DOCUMENT EXCERPT ▸
--

Design and realization of microelectronic systems using VLSI/ULSI technologies require close collaboration among scientists and engineers in the fields of systems architecture, logic and circuit design, chips and wafer fabrication, packaging, testing, and systems applications. Generation of specifications, design, and verification must be performed at all abstraction levels, including the system, register-transfer, logic, circuit, transistor, and process levels.

To address this critical area through a common forum, the IEEE Transactions on VLSI Systems was founded. The editorial board, consisting of international experts, invites original papers which emphasize the novel system integration aspects of microelectronic systems, including interactions among system design and partitioning, logic and memory design, digital and analog circuit design, layout synthesis, CAD tools, chips and wafer fabrication, testing and packaging, and system level qualification. Thus, the coverage of this Transactions focuses on VLSI/ULSI microelectronic system integration.

--

DATASET EXCERPT ▸
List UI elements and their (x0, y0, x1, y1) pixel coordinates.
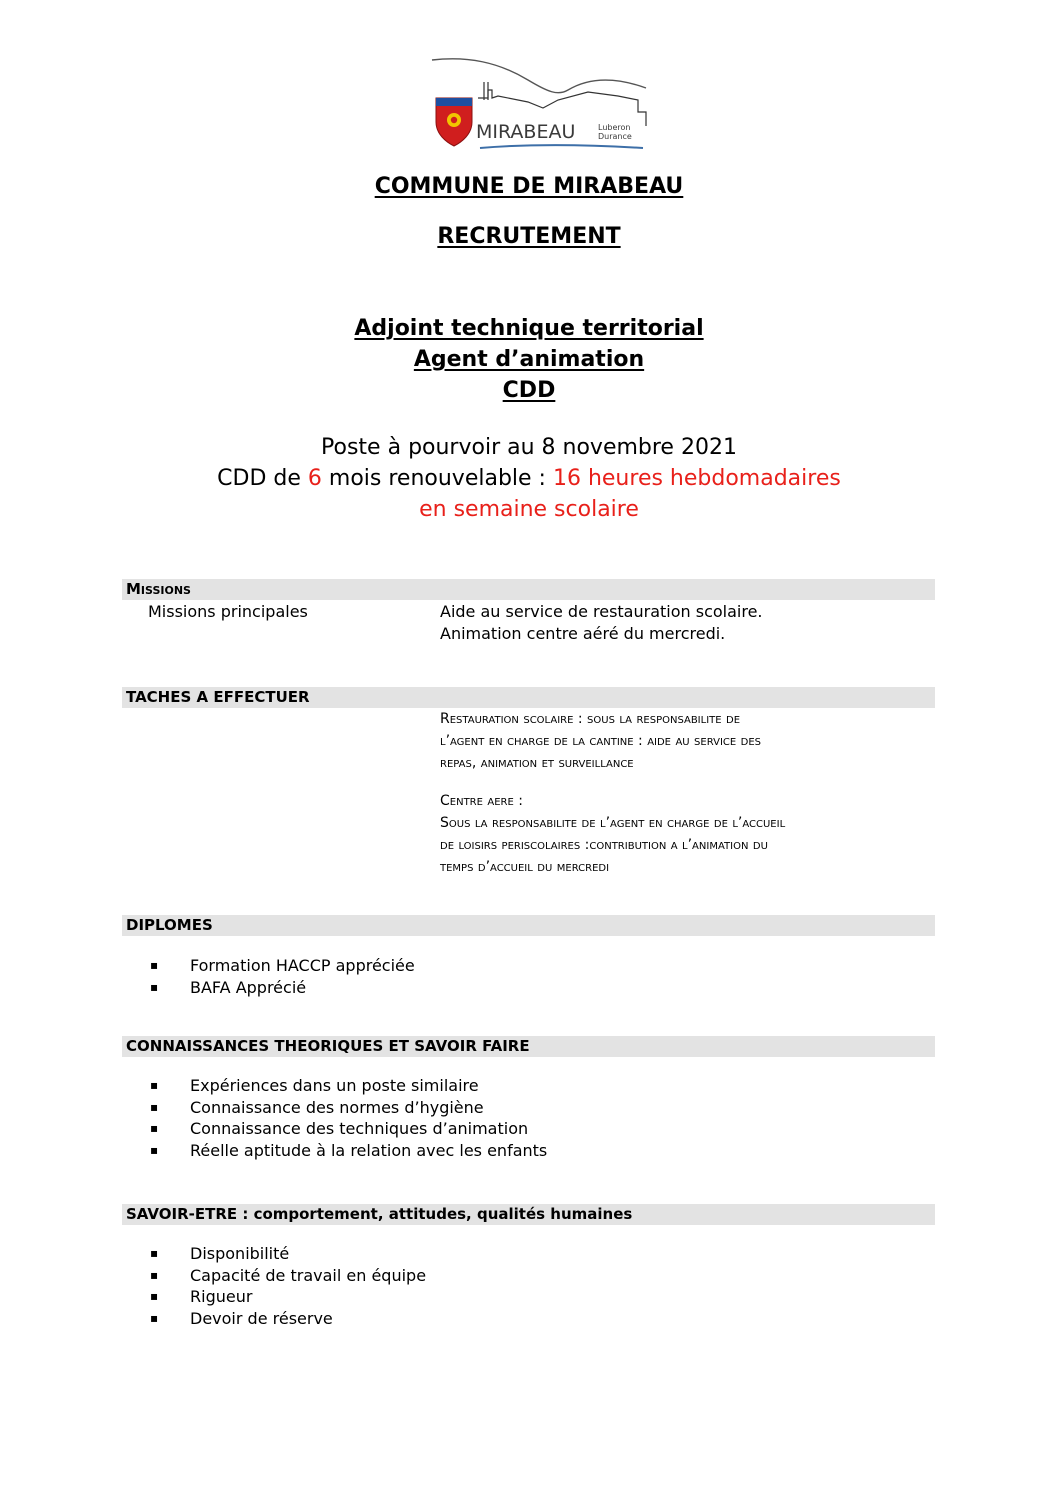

--

TASK INSTRUCTIONS ▸
1. Answer these from the VLSI Systems passage, one per line:
(a) At which abstraction levels must generation of specifications, design, and verification be performed?
(b) What publication was founded to address this area through a common forum?
(c) Who makes up the editorial board?
2. List every field that the VLSI Systems passage names for the close collaboration among scientists and engineers.
3. Output the stretch of the VLSI Systems passage from "Design and realization" through "and process levels.".

RESPONSE LIST ▸
1.
(a) The system, register-transfer, logic, circuit, transistor, and process levels.
(b) The IEEE Transactions on VLSI Systems.
(c) International experts.

2.
- Systems architecture
- Logic and circuit design
- Chips and wafer fabrication
- Packaging
- Testing
- Systems applications

3.
Design and realization of microelectronic systems using VLSI/ULSI technologies require close collaboration among scientists and engineers in the fields of systems architecture, logic and circuit design, chips and wafer fabrication, packaging, testing, and systems applications. Generation of specifications, design, and verification must be performed at all abstraction levels, including the system, register-transfer, logic, circuit, transistor, and process levels.